Below are records; count the lines that contain "JSON" and give only the total.

######

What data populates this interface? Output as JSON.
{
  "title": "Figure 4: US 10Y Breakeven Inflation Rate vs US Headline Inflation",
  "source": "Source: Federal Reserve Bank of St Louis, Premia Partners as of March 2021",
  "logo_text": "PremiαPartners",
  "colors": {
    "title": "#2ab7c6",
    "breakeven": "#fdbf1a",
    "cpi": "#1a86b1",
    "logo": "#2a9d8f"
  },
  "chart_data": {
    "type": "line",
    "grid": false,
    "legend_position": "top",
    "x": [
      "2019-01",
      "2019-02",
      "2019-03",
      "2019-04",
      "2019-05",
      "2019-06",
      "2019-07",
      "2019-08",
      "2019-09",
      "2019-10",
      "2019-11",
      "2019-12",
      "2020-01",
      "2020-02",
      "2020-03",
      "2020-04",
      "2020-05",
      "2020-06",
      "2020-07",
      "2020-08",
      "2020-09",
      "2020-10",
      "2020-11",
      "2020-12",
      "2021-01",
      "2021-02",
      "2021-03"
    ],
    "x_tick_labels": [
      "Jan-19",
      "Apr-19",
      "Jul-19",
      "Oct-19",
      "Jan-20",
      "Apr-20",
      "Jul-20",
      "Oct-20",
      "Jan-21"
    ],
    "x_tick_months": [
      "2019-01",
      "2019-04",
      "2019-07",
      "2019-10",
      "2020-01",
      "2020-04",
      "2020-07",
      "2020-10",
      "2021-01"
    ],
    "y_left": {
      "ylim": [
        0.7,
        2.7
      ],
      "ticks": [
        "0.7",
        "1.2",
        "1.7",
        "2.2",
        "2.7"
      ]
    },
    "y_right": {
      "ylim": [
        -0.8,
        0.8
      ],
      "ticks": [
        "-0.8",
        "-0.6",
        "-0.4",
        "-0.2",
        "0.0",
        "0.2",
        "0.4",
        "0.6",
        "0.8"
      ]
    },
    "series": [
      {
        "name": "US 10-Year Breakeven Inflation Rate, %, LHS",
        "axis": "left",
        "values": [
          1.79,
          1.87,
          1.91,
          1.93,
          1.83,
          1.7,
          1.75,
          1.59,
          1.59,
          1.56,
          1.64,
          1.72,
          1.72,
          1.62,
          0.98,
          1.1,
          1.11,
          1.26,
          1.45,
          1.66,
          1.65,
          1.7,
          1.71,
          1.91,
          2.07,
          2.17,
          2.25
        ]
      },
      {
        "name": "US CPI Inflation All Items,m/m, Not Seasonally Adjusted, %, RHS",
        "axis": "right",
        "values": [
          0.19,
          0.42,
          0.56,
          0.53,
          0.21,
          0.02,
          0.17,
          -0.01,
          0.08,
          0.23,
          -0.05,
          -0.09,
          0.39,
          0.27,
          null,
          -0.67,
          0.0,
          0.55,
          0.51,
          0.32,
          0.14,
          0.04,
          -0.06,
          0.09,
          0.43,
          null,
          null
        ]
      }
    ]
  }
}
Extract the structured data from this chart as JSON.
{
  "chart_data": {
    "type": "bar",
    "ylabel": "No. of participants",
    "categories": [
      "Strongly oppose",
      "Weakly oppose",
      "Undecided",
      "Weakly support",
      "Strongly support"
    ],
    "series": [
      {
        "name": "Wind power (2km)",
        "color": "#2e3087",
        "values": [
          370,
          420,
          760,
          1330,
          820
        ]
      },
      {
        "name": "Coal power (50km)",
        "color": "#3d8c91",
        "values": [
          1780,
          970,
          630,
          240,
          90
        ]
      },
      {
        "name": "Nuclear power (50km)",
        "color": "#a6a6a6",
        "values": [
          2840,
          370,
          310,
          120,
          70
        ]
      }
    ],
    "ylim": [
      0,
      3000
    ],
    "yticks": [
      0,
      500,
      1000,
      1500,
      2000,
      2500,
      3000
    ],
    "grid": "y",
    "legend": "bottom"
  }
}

######

- _ANSWER TO THIS PROBLEM_: 2